Stated problem
Tally the lines that contain the string "color" and state that total without comment.

>> Begin Records for this exercise

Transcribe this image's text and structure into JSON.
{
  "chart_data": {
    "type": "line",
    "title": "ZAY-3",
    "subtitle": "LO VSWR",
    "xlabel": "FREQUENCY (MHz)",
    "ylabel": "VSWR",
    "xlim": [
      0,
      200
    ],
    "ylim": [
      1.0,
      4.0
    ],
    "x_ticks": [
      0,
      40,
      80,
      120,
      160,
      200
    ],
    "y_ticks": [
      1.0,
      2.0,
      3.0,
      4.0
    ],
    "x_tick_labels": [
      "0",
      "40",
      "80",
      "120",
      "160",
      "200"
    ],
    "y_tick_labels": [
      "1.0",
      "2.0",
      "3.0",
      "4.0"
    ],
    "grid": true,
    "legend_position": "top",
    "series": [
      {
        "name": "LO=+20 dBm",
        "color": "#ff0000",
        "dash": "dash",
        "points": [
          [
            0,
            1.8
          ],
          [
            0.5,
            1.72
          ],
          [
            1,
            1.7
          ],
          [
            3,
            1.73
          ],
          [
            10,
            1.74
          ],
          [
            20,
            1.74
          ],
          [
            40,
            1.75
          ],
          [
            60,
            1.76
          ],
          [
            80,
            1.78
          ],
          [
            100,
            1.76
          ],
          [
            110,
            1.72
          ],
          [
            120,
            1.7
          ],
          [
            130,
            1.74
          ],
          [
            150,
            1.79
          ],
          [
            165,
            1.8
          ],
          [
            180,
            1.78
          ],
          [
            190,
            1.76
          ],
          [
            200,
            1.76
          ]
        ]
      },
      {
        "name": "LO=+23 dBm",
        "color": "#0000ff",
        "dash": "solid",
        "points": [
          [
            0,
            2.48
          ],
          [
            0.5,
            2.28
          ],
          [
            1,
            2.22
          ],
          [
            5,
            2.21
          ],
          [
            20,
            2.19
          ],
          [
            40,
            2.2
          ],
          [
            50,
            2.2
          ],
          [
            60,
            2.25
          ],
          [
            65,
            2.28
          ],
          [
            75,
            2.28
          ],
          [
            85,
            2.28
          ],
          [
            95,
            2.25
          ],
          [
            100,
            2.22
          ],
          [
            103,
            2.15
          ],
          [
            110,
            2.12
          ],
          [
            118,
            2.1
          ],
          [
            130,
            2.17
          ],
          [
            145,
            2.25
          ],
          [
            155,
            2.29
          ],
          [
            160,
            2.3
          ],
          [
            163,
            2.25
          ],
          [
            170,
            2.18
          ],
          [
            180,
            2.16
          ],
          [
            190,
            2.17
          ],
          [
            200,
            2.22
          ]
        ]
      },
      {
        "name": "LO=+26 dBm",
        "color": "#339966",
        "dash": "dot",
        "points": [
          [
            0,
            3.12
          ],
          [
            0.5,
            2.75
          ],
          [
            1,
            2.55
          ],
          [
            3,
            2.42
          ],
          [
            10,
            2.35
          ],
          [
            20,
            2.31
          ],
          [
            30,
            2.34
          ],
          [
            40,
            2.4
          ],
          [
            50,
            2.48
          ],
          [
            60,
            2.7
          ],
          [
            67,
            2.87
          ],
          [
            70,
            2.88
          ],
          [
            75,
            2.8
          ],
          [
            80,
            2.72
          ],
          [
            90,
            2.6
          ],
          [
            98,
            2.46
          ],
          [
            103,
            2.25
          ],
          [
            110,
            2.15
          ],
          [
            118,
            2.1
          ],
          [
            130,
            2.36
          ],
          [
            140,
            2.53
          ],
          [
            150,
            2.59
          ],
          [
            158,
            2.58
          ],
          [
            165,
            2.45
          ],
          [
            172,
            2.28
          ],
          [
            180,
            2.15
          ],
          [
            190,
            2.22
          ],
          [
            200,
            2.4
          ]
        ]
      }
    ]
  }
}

>> End Records for this exercise

Exercise response
3